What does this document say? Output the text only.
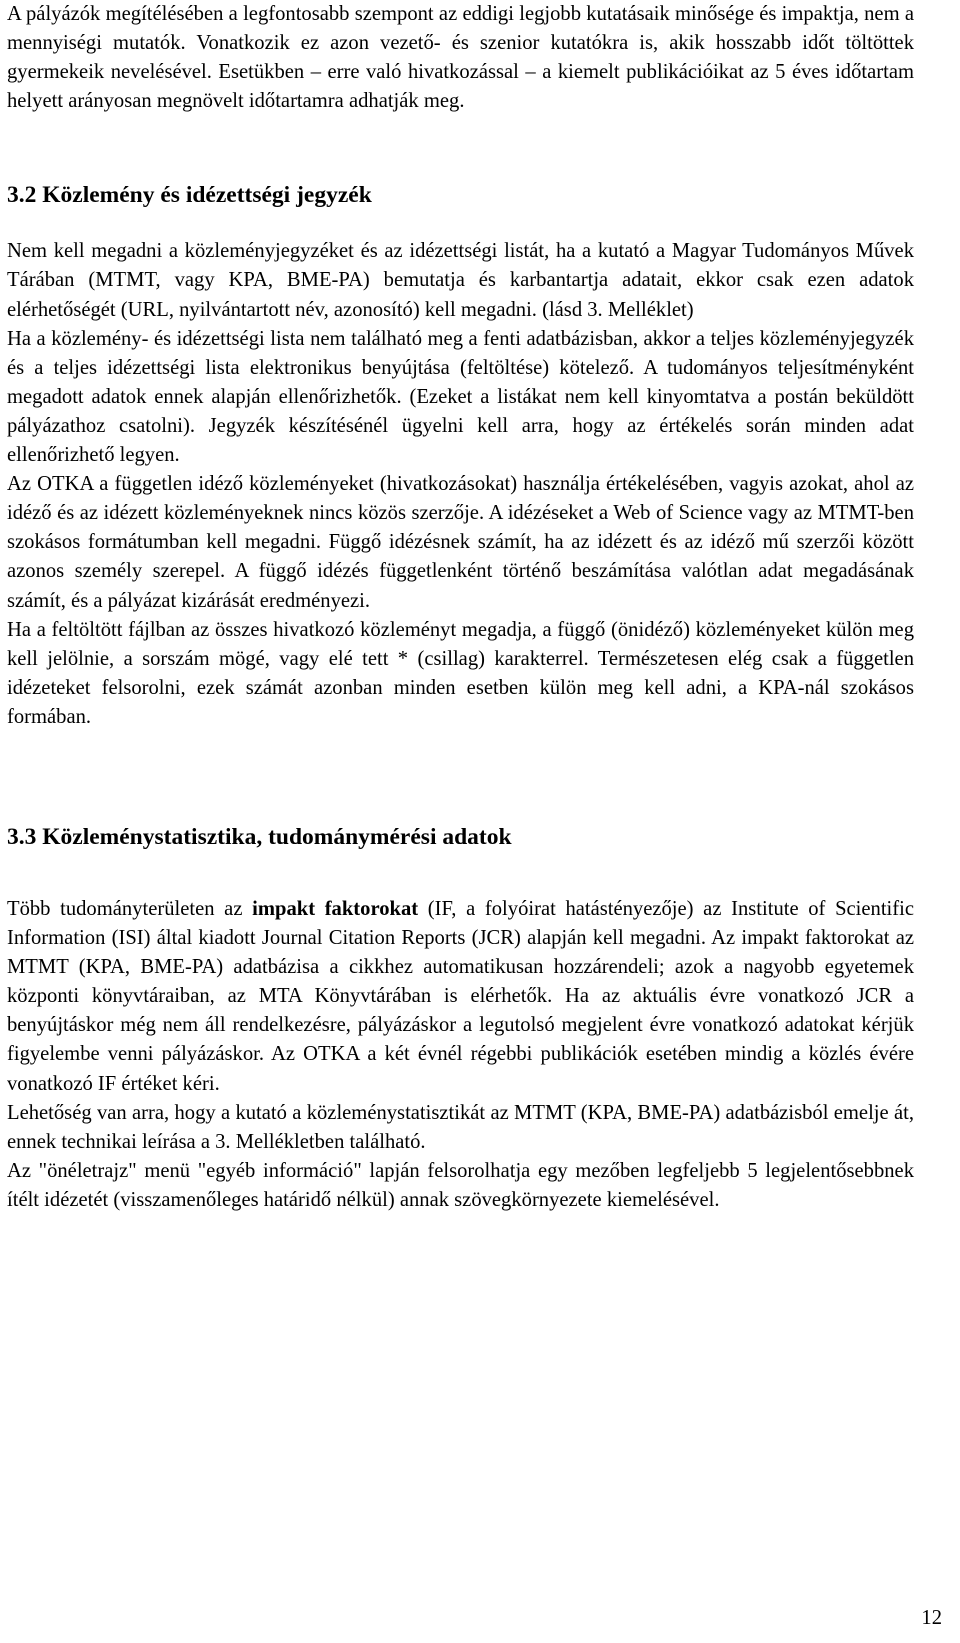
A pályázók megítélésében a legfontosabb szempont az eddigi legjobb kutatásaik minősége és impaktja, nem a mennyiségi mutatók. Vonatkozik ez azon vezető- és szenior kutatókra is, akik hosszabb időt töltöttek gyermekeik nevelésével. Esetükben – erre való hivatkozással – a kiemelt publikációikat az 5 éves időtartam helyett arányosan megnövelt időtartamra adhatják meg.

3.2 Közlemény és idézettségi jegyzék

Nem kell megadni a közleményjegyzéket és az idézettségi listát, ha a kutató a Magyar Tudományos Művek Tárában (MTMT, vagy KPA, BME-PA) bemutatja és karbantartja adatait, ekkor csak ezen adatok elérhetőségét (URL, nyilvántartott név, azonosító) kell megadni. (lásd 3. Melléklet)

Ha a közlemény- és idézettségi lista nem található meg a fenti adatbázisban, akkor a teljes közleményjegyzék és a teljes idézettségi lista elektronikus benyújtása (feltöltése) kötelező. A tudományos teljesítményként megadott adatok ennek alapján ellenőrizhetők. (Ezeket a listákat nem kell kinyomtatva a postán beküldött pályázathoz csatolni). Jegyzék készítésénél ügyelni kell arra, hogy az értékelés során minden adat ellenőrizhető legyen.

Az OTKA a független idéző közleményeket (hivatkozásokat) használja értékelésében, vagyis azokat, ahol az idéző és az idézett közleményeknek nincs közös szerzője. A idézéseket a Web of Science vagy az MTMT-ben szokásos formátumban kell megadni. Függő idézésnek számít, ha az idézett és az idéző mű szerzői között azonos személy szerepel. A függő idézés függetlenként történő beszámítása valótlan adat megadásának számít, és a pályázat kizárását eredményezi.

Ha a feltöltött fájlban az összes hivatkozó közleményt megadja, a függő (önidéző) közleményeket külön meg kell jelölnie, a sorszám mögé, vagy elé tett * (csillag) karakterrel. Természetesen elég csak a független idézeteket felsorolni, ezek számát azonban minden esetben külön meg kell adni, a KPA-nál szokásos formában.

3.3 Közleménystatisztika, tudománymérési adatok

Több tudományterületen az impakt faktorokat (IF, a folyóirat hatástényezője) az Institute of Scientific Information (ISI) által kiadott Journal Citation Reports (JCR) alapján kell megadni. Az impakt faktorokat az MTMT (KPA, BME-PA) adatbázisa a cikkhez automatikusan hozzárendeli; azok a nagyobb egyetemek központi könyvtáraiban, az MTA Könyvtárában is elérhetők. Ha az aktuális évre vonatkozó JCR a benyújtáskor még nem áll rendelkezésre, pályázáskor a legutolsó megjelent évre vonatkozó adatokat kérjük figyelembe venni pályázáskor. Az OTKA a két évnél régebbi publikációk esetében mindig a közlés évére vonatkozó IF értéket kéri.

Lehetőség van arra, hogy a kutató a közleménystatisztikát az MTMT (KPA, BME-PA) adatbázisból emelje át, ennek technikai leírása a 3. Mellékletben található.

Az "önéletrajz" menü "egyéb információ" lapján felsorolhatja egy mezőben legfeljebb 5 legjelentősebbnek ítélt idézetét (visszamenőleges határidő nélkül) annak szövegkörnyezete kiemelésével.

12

===

Find the lines holding "közleményeket" and list every one.

Az OTKA a független idéző közleményeket (hivatkozásokat) használja értékelésében, vagyis azokat, ahol az idéző és az idézett közleményeknek nincs közös szerzője. A idézéseket a Web of Science vagy az MTMT-ben szokásos formátumban kell megadni. Függő idézésnek számít, ha az idézett és az idéző mű szerzői között azonos személy szerepel. A függő idézés függetlenként történő beszámítása valótlan adat megadásának számít, és a pályázat kizárását eredményezi.
Ha a feltöltött fájlban az összes hivatkozó közleményt megadja, a függő (önidéző) közleményeket külön meg kell jelölnie, a sorszám mögé, vagy elé tett * (csillag) karakterrel. Természetesen elég csak a független idézeteket felsorolni, ezek számát azonban minden esetben külön meg kell adni, a KPA-nál szokásos formában.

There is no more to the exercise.